> [REQUIRED TASK]
Write out each line that follows exactly as it stands, without the pictures.

> [ROWS]
━━━━

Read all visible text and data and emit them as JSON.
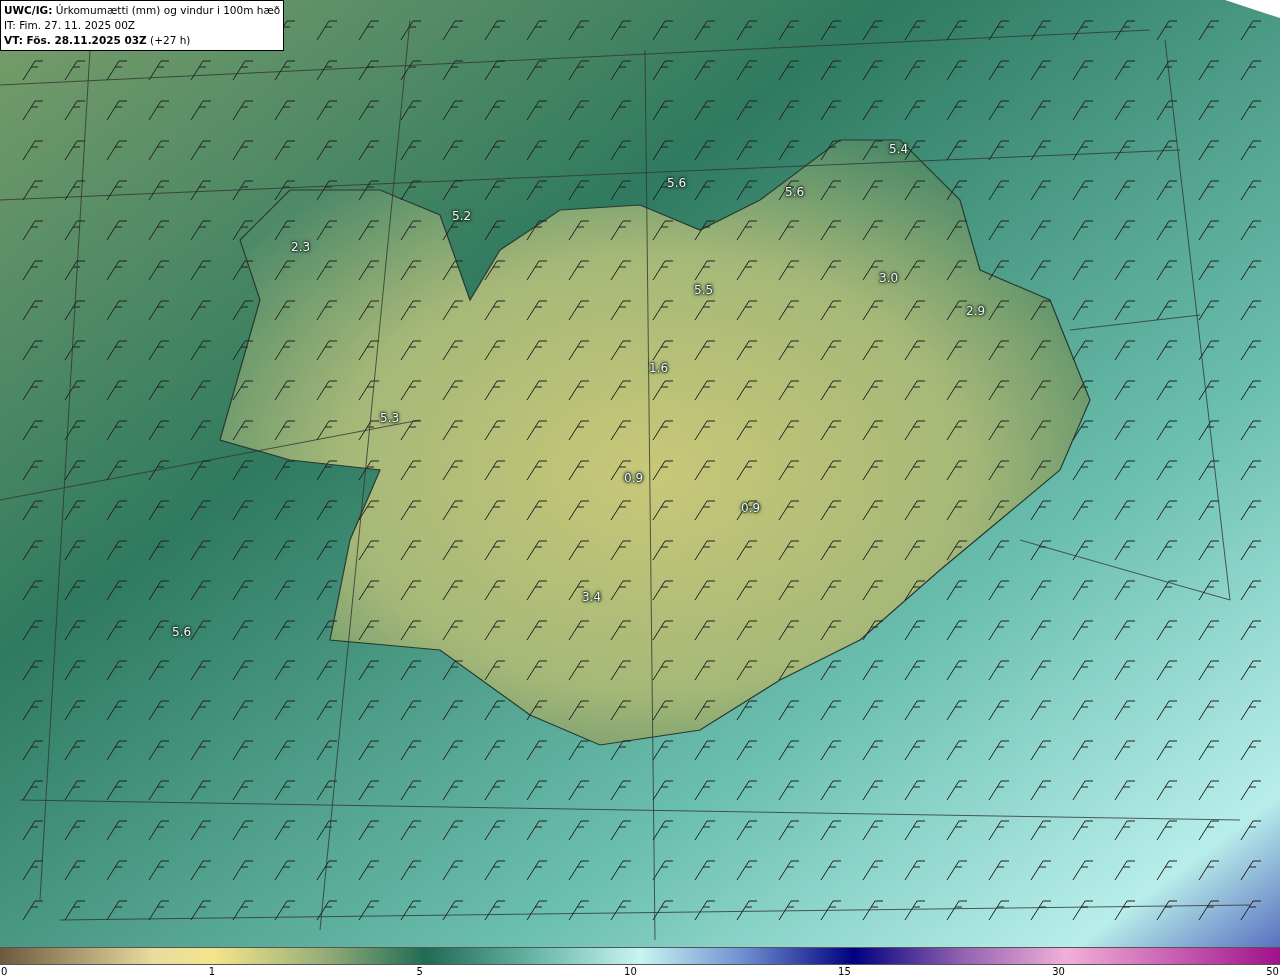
{
  "header": {
    "title": "**UWC/IG:** Úrkomumætti (mm) og vindur i 100m hæð",
    "issued": "IT: Fim. 27. 11. 2025 00Z",
    "valid": "**VT: Fös. 28.11.2025 03Z** (+27 h)"
  },
  "map_labels": [
    "5.4",
    "5.6",
    "5.6",
    "5.2",
    "2.3",
    "3.0",
    "2.9",
    "5.5",
    "1.6",
    "5.3",
    "0.9",
    "0.9",
    "3.4",
    "5.6"
  ],
  "colorbar": {
    "ticks": [
      "0",
      "1",
      "5",
      "10",
      "15",
      "30",
      "50"
    ]
  }
}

━━━━

> [COMPLETE RESPONSE]
Read all visible text and data and emit them as JSON.
{
  "header": {
    "title": "**UWC/IG:** Úrkomumætti (mm) og vindur i 100m hæð",
    "issued": "IT: Fim. 27. 11. 2025 00Z",
    "valid": "**VT: Fös. 28.11.2025 03Z** (+27 h)"
  },
  "map_labels": [
    "5.4",
    "5.6",
    "5.6",
    "5.2",
    "2.3",
    "3.0",
    "2.9",
    "5.5",
    "1.6",
    "5.3",
    "0.9",
    "0.9",
    "3.4",
    "5.6"
  ],
  "colorbar": {
    "ticks": [
      "0",
      "1",
      "5",
      "10",
      "15",
      "30",
      "50"
    ]
  }
}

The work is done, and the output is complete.